[Records contained in a dataset]
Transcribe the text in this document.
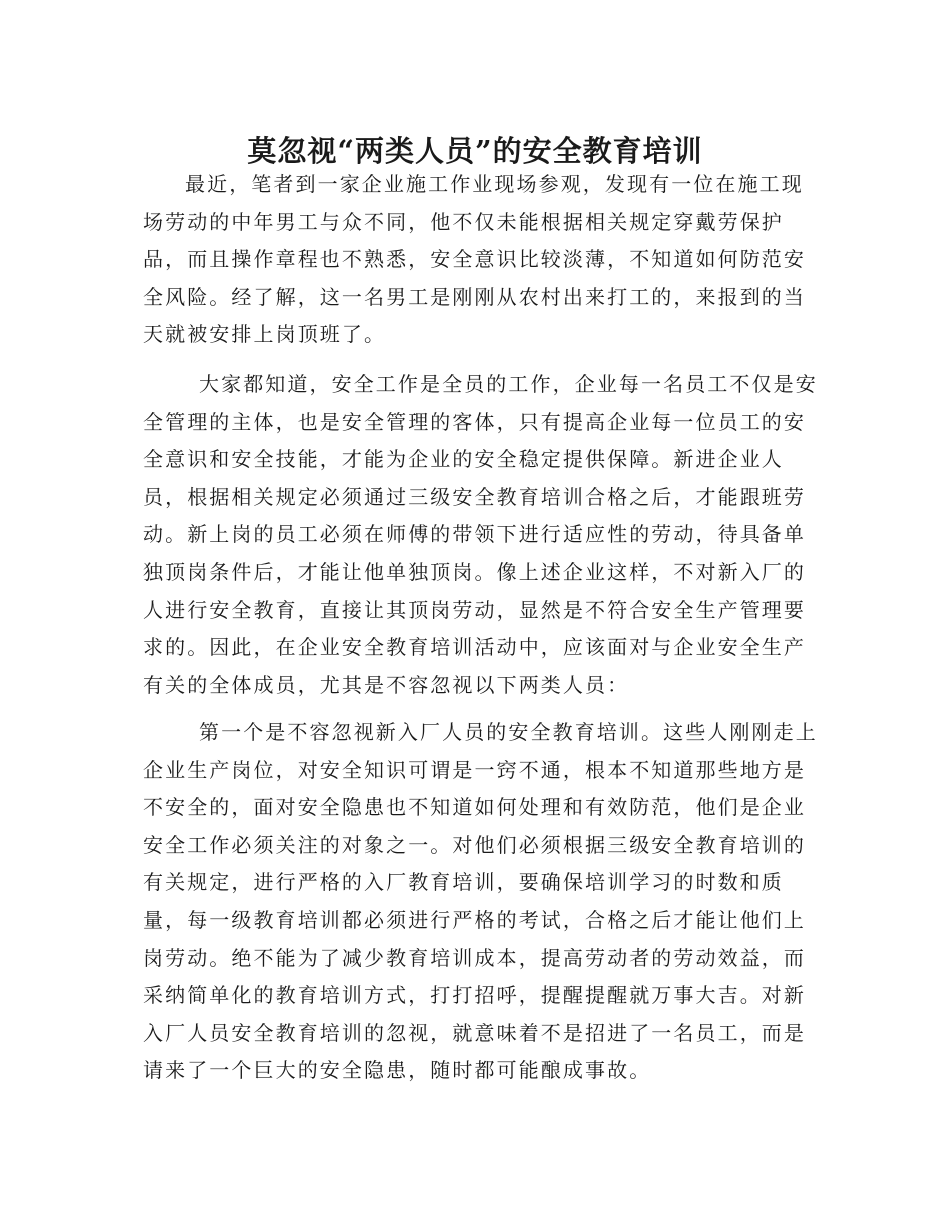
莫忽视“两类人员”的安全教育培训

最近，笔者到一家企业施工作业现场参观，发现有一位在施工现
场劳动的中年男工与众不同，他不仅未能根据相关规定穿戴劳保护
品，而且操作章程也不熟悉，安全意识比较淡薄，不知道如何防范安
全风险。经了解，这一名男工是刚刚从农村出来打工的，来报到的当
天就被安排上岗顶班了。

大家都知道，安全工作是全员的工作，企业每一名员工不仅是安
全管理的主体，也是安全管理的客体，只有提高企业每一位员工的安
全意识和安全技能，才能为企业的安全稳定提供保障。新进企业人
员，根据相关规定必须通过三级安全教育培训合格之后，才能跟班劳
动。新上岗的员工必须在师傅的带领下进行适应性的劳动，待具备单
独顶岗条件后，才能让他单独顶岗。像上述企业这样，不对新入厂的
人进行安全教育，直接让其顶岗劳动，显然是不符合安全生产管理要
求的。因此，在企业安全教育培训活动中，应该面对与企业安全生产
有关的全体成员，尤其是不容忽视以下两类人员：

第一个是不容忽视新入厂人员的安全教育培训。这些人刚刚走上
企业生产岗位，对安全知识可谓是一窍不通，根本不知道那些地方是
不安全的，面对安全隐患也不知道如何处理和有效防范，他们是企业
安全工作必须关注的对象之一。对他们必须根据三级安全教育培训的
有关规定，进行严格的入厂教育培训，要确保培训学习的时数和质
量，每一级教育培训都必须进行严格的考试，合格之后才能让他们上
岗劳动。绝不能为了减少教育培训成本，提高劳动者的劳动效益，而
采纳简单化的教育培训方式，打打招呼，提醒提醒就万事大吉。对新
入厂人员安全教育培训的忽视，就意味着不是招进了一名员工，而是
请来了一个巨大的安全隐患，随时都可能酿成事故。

...

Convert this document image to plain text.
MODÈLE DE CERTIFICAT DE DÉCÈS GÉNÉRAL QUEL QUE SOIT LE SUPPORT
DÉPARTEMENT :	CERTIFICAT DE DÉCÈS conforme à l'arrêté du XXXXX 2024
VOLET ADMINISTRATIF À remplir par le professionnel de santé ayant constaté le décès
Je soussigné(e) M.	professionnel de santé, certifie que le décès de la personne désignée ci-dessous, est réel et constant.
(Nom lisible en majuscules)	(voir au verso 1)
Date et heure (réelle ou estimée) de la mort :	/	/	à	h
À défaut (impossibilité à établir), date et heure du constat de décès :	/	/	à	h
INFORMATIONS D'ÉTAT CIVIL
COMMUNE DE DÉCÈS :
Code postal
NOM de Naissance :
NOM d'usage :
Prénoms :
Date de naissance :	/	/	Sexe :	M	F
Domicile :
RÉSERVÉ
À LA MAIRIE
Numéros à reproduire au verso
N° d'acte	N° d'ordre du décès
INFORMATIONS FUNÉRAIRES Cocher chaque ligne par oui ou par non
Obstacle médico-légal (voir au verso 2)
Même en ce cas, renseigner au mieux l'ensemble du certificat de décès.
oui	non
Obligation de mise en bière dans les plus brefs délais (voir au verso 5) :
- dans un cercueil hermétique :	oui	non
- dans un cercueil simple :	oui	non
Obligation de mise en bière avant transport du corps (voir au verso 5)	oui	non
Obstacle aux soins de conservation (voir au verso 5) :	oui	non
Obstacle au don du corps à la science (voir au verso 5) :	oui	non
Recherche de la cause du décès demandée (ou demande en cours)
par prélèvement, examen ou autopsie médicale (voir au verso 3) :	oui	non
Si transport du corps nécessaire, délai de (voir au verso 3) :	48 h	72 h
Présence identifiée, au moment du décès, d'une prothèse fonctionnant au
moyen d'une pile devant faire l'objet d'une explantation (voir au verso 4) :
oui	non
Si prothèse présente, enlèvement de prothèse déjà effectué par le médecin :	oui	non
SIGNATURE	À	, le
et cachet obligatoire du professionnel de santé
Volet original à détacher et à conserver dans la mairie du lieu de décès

What to work on >> Search the entries for the word "verso", then list each line that holds it.

Complete answer >>
(Nom lisible en majuscules)	(voir au verso 1)
Numéros à reproduire au verso
Obstacle médico-légal (voir au verso 2)
Obligation de mise en bière dans les plus brefs délais (voir au verso 5) :
Obligation de mise en bière avant transport du corps (voir au verso 5)	oui	non
Obstacle aux soins de conservation (voir au verso 5) :	oui	non
Obstacle au don du corps à la science (voir au verso 5) :	oui	non
par prélèvement, examen ou autopsie médicale (voir au verso 3) :	oui	non
Si transport du corps nécessaire, délai de (voir au verso 3) :	48 h	72 h
moyen d'une pile devant faire l'objet d'une explantation (voir au verso 4) :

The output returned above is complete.